_Challenge_
Write out the whole listing word for word.

— START OF Data to use —

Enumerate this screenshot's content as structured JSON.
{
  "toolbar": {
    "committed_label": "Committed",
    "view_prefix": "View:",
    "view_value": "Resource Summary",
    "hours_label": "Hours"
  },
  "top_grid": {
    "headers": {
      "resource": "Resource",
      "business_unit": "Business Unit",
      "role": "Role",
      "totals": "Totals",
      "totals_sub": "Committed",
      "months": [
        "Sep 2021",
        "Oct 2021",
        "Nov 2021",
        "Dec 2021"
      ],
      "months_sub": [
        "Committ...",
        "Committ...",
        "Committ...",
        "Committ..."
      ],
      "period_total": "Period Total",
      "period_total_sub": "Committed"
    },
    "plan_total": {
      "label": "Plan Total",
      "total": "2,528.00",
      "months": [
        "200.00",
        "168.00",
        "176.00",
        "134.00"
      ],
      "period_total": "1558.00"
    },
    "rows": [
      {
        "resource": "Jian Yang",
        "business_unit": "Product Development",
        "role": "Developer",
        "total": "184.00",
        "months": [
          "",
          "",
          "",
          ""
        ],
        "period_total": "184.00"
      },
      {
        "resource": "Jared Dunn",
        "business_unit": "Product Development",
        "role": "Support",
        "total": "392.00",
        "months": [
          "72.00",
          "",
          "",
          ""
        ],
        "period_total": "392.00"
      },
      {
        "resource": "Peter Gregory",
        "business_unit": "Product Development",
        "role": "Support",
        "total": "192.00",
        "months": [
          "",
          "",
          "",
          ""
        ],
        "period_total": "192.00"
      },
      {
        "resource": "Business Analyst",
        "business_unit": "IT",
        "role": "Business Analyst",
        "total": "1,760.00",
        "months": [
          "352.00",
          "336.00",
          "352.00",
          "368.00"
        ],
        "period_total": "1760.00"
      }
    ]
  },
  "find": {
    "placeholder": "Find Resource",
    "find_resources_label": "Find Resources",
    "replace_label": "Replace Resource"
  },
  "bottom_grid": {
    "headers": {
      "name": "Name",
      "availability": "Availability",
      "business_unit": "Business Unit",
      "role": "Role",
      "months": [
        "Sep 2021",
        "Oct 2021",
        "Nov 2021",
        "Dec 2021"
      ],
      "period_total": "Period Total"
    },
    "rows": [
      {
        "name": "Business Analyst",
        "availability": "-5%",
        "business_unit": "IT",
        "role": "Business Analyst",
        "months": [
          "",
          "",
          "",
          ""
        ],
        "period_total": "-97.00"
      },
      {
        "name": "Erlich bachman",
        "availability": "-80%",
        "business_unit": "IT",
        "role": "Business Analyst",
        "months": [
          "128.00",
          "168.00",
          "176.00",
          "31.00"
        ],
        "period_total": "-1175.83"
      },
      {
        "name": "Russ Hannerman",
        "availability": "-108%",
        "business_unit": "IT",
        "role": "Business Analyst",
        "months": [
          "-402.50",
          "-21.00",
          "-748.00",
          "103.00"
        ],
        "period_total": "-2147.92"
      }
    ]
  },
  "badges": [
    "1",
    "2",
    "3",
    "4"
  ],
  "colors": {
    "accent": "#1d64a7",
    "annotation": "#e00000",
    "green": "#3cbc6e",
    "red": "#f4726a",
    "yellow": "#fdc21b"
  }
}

— END OF Data to use —

_In response_
Enumerate this screenshot's content as structured JSON.
{
  "toolbar": {
    "committed_label": "Committed",
    "view_prefix": "View:",
    "view_value": "Resource Summary",
    "hours_label": "Hours"
  },
  "top_grid": {
    "headers": {
      "resource": "Resource",
      "business_unit": "Business Unit",
      "role": "Role",
      "totals": "Totals",
      "totals_sub": "Committed",
      "months": [
        "Sep 2021",
        "Oct 2021",
        "Nov 2021",
        "Dec 2021"
      ],
      "months_sub": [
        "Committ...",
        "Committ...",
        "Committ...",
        "Committ..."
      ],
      "period_total": "Period Total",
      "period_total_sub": "Committed"
    },
    "plan_total": {
      "label": "Plan Total",
      "total": "2,528.00",
      "months": [
        "200.00",
        "168.00",
        "176.00",
        "134.00"
      ],
      "period_total": "1558.00"
    },
    "rows": [
      {
        "resource": "Jian Yang",
        "business_unit": "Product Development",
        "role": "Developer",
        "total": "184.00",
        "months": [
          "",
          "",
          "",
          ""
        ],
        "period_total": "184.00"
      },
      {
        "resource": "Jared Dunn",
        "business_unit": "Product Development",
        "role": "Support",
        "total": "392.00",
        "months": [
          "72.00",
          "",
          "",
          ""
        ],
        "period_total": "392.00"
      },
      {
        "resource": "Peter Gregory",
        "business_unit": "Product Development",
        "role": "Support",
        "total": "192.00",
        "months": [
          "",
          "",
          "",
          ""
        ],
        "period_total": "192.00"
      },
      {
        "resource": "Business Analyst",
        "business_unit": "IT",
        "role": "Business Analyst",
        "total": "1,760.00",
        "months": [
          "352.00",
          "336.00",
          "352.00",
          "368.00"
        ],
        "period_total": "1760.00"
      }
    ]
  },
  "find": {
    "placeholder": "Find Resource",
    "find_resources_label": "Find Resources",
    "replace_label": "Replace Resource"
  },
  "bottom_grid": {
    "headers": {
      "name": "Name",
      "availability": "Availability",
      "business_unit": "Business Unit",
      "role": "Role",
      "months": [
        "Sep 2021",
        "Oct 2021",
        "Nov 2021",
        "Dec 2021"
      ],
      "period_total": "Period Total"
    },
    "rows": [
      {
        "name": "Business Analyst",
        "availability": "-5%",
        "business_unit": "IT",
        "role": "Business Analyst",
        "months": [
          "",
          "",
          "",
          ""
        ],
        "period_total": "-97.00"
      },
      {
        "name": "Erlich bachman",
        "availability": "-80%",
        "business_unit": "IT",
        "role": "Business Analyst",
        "months": [
          "128.00",
          "168.00",
          "176.00",
          "31.00"
        ],
        "period_total": "-1175.83"
      },
      {
        "name": "Russ Hannerman",
        "availability": "-108%",
        "business_unit": "IT",
        "role": "Business Analyst",
        "months": [
          "-402.50",
          "-21.00",
          "-748.00",
          "103.00"
        ],
        "period_total": "-2147.92"
      }
    ]
  },
  "badges": [
    "1",
    "2",
    "3",
    "4"
  ],
  "colors": {
    "accent": "#1d64a7",
    "annotation": "#e00000",
    "green": "#3cbc6e",
    "red": "#f4726a",
    "yellow": "#fdc21b"
  }
}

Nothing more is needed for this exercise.